(begin)

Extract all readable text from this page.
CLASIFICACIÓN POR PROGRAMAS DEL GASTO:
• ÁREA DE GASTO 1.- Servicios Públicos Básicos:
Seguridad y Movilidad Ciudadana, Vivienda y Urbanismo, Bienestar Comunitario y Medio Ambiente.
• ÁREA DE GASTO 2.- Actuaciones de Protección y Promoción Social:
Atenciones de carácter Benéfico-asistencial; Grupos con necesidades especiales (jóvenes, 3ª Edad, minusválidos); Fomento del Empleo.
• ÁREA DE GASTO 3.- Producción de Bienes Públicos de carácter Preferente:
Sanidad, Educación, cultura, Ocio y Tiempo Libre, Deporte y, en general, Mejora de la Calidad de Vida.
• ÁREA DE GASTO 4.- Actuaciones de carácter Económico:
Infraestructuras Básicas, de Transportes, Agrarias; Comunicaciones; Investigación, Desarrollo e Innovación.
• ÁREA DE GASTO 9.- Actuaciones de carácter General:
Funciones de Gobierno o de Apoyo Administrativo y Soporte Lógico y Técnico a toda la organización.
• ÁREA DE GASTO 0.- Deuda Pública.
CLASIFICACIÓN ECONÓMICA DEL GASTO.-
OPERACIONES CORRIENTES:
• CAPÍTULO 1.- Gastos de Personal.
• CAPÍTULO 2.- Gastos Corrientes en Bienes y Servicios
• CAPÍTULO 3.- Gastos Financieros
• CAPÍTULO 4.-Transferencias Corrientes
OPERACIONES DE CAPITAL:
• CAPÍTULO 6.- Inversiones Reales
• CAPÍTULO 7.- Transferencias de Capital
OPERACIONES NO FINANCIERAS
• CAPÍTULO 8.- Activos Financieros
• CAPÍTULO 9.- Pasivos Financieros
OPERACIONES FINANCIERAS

(end)

* _What you are asked to do_
Print the material above once more, exactly.

* _Solution for this exercise_
Extract all readable text from this page.
CLASIFICACIÓN POR PROGRAMAS DEL GASTO:
• ÁREA DE GASTO 1.- Servicios Públicos Básicos:
Seguridad y Movilidad Ciudadana, Vivienda y Urbanismo, Bienestar Comunitario y Medio Ambiente.
• ÁREA DE GASTO 2.- Actuaciones de Protección y Promoción Social:
Atenciones de carácter Benéfico-asistencial; Grupos con necesidades especiales (jóvenes, 3ª Edad, minusválidos); Fomento del Empleo.
• ÁREA DE GASTO 3.- Producción de Bienes Públicos de carácter Preferente:
Sanidad, Educación, cultura, Ocio y Tiempo Libre, Deporte y, en general, Mejora de la Calidad de Vida.
• ÁREA DE GASTO 4.- Actuaciones de carácter Económico:
Infraestructuras Básicas, de Transportes, Agrarias; Comunicaciones; Investigación, Desarrollo e Innovación.
• ÁREA DE GASTO 9.- Actuaciones de carácter General:
Funciones de Gobierno o de Apoyo Administrativo y Soporte Lógico y Técnico a toda la organización.
• ÁREA DE GASTO 0.- Deuda Pública.
CLASIFICACIÓN ECONÓMICA DEL GASTO.-
OPERACIONES CORRIENTES:
• CAPÍTULO 1.- Gastos de Personal.
• CAPÍTULO 2.- Gastos Corrientes en Bienes y Servicios
• CAPÍTULO 3.- Gastos Financieros
• CAPÍTULO 4.-Transferencias Corrientes
OPERACIONES DE CAPITAL:
• CAPÍTULO 6.- Inversiones Reales
• CAPÍTULO 7.- Transferencias de Capital
OPERACIONES NO FINANCIERAS
• CAPÍTULO 8.- Activos Financieros
• CAPÍTULO 9.- Pasivos Financieros
OPERACIONES FINANCIERAS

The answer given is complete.